→ Task statement
Write out every entry, unchanged. Skip any picture.

→ Stored rows
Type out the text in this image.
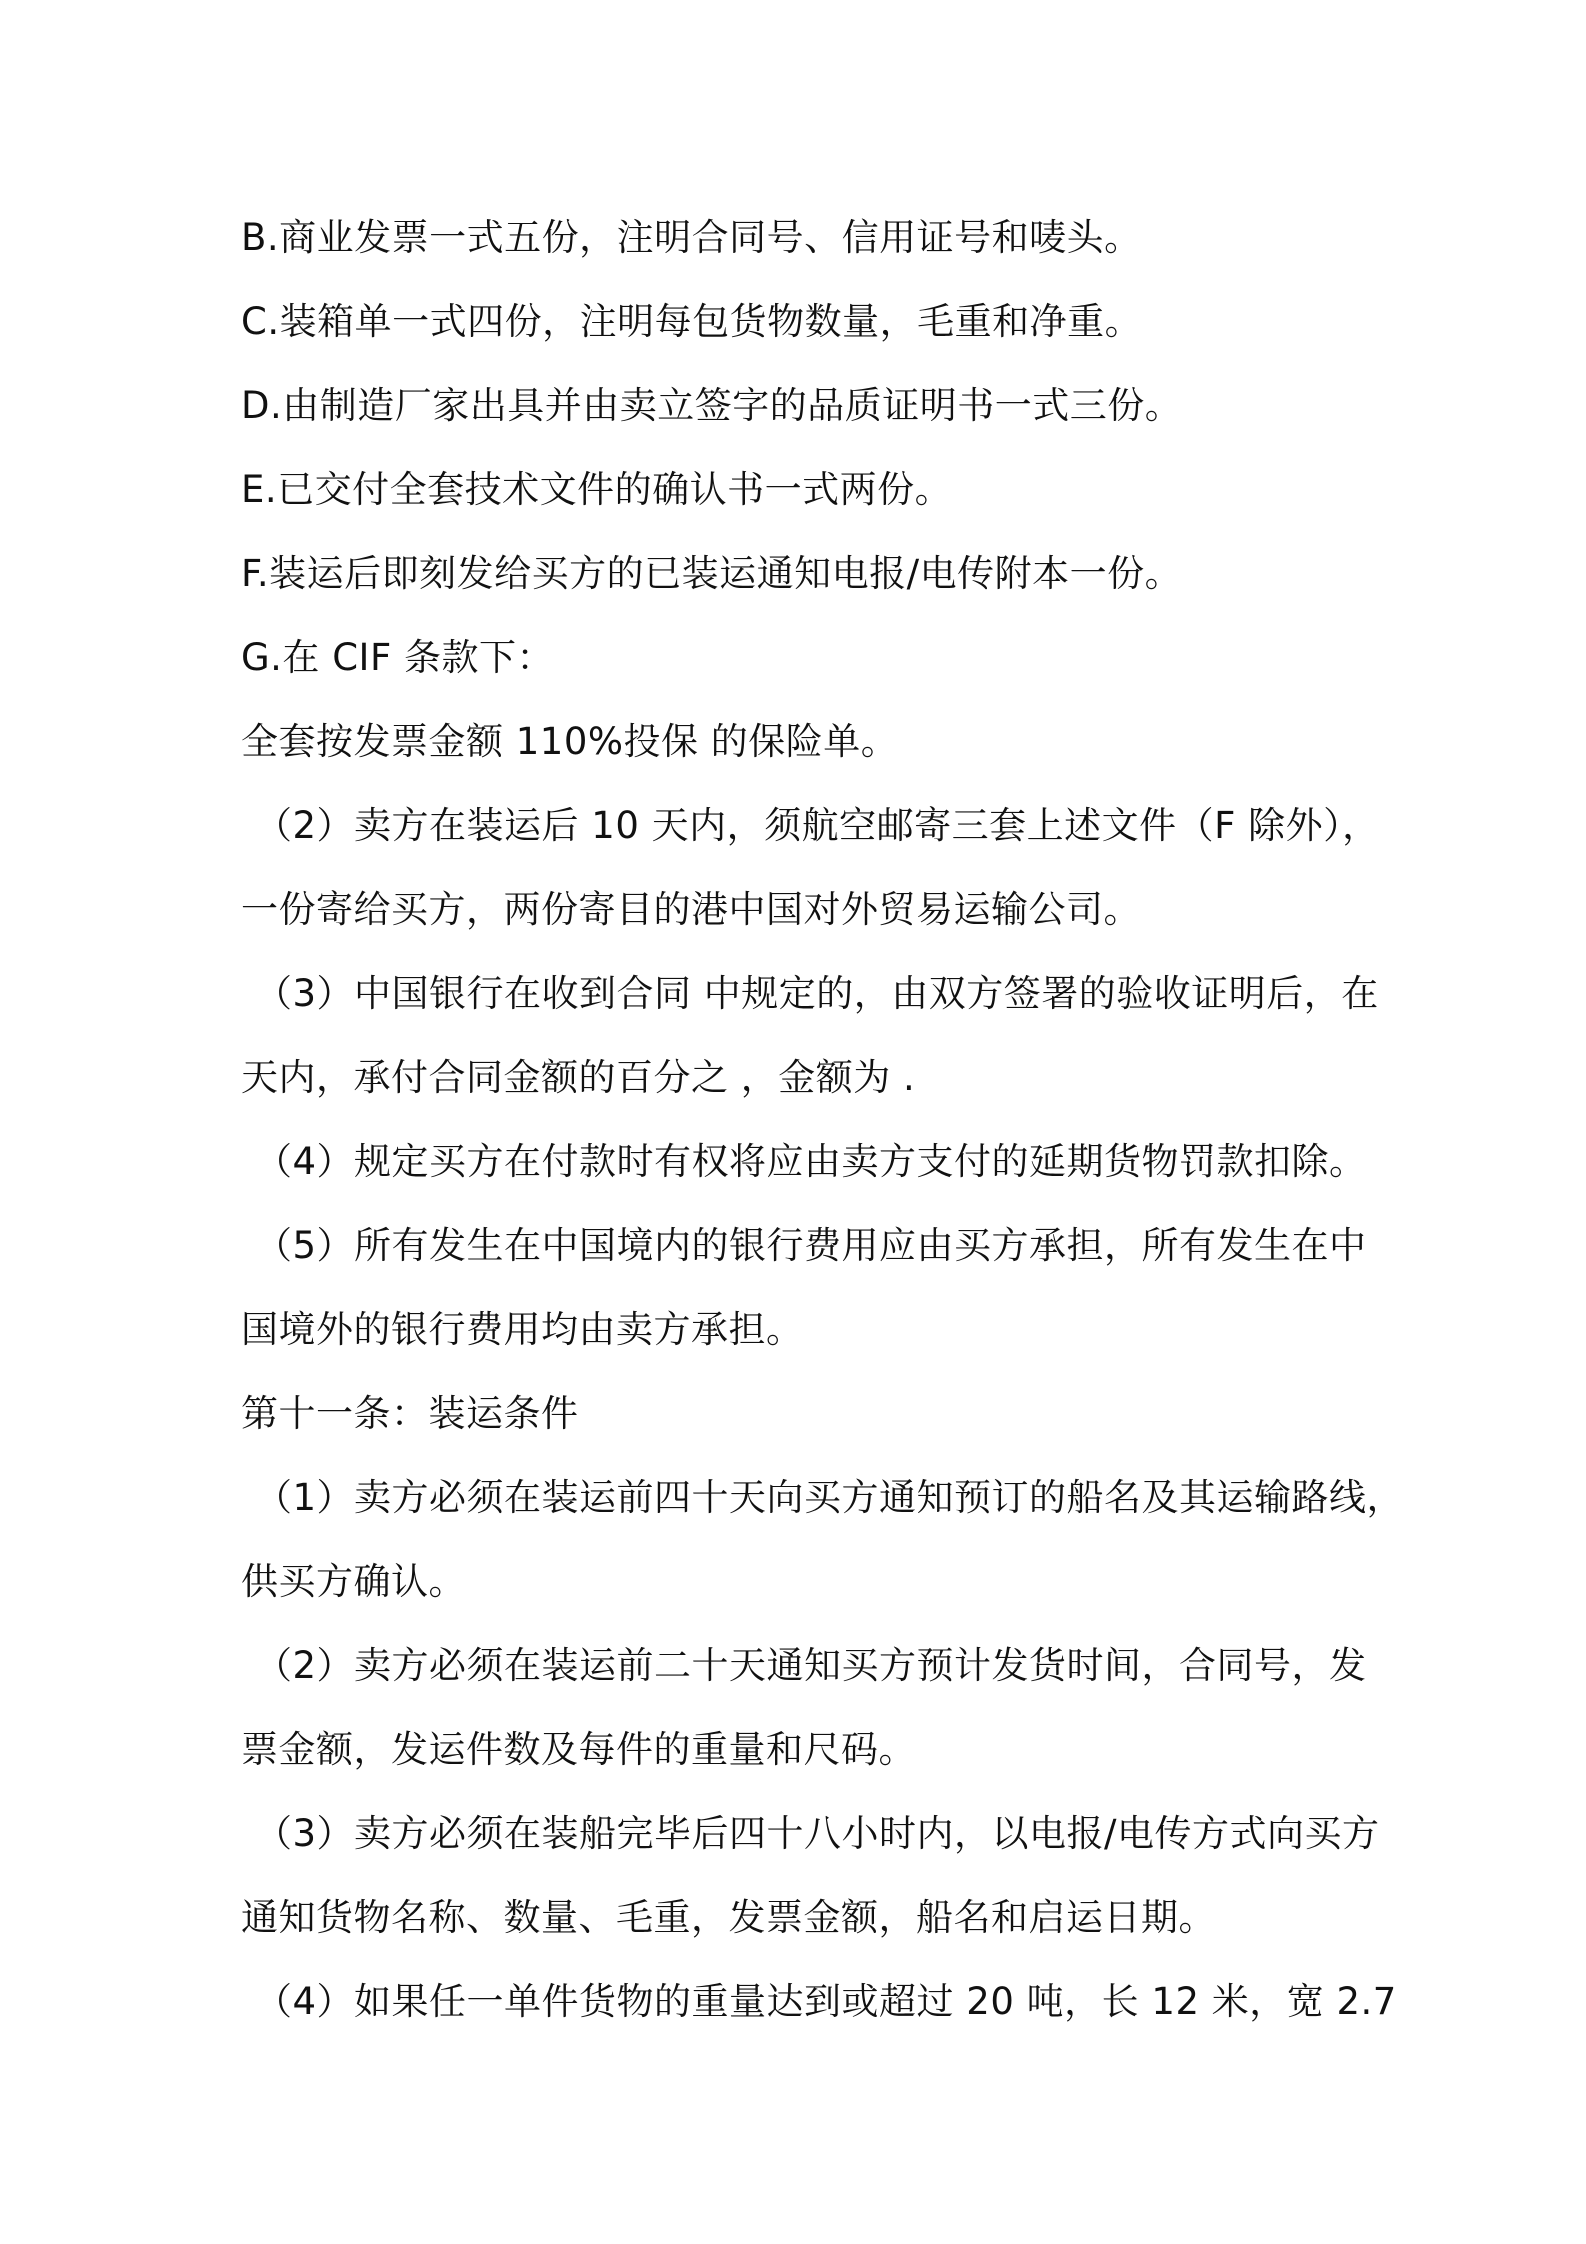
B.商业发票一式五份，注明合同号、信用证号和唛头。
C.装箱单一式四份，注明每包货物数量，毛重和净重。
D.由制造厂家出具并由卖立签字的品质证明书一式三份。
E.已交付全套技术文件的确认书一式两份。
F.装运后即刻发给买方的已装运通知电报/电传附本一份。
G.在 CIF 条款下：
全套按发票金额 110%投保 的保险单。
（2）卖方在装运后 10 天内，须航空邮寄三套上述文件（F 除外），
一份寄给买方，两份寄目的港中国对外贸易运输公司。
（3）中国银行在收到合同 中规定的，由双方签署的验收证明后，在
天内，承付合同金额的百分之 ，金额为 .
（4）规定买方在付款时有权将应由卖方支付的延期货物罚款扣除。
（5）所有发生在中国境内的银行费用应由买方承担，所有发生在中
国境外的银行费用均由卖方承担。
第十一条：装运条件
（1）卖方必须在装运前四十天向买方通知预订的船名及其运输路线，
供买方确认。
（2）卖方必须在装运前二十天通知买方预计发货时间，合同号，发
票金额，发运件数及每件的重量和尺码。
（3）卖方必须在装船完毕后四十八小时内，以电报/电传方式向买方
通知货物名称、数量、毛重，发票金额，船名和启运日期。
（4）如果任一单件货物的重量达到或超过 20 吨，长 12 米，宽 2.7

→ Solution
Type out the text in this image.
B.商业发票一式五份，注明合同号、信用证号和唛头。
C.装箱单一式四份，注明每包货物数量，毛重和净重。
D.由制造厂家出具并由卖立签字的品质证明书一式三份。
E.已交付全套技术文件的确认书一式两份。
F.装运后即刻发给买方的已装运通知电报/电传附本一份。
G.在 CIF 条款下：
全套按发票金额 110%投保 的保险单。
（2）卖方在装运后 10 天内，须航空邮寄三套上述文件（F 除外），
一份寄给买方，两份寄目的港中国对外贸易运输公司。
（3）中国银行在收到合同 中规定的，由双方签署的验收证明后，在
天内，承付合同金额的百分之 ，金额为 .
（4）规定买方在付款时有权将应由卖方支付的延期货物罚款扣除。
（5）所有发生在中国境内的银行费用应由买方承担，所有发生在中
国境外的银行费用均由卖方承担。
第十一条：装运条件
（1）卖方必须在装运前四十天向买方通知预订的船名及其运输路线，
供买方确认。
（2）卖方必须在装运前二十天通知买方预计发货时间，合同号，发
票金额，发运件数及每件的重量和尺码。
（3）卖方必须在装船完毕后四十八小时内，以电报/电传方式向买方
通知货物名称、数量、毛重，发票金额，船名和启运日期。
（4）如果任一单件货物的重量达到或超过 20 吨，长 12 米，宽 2.7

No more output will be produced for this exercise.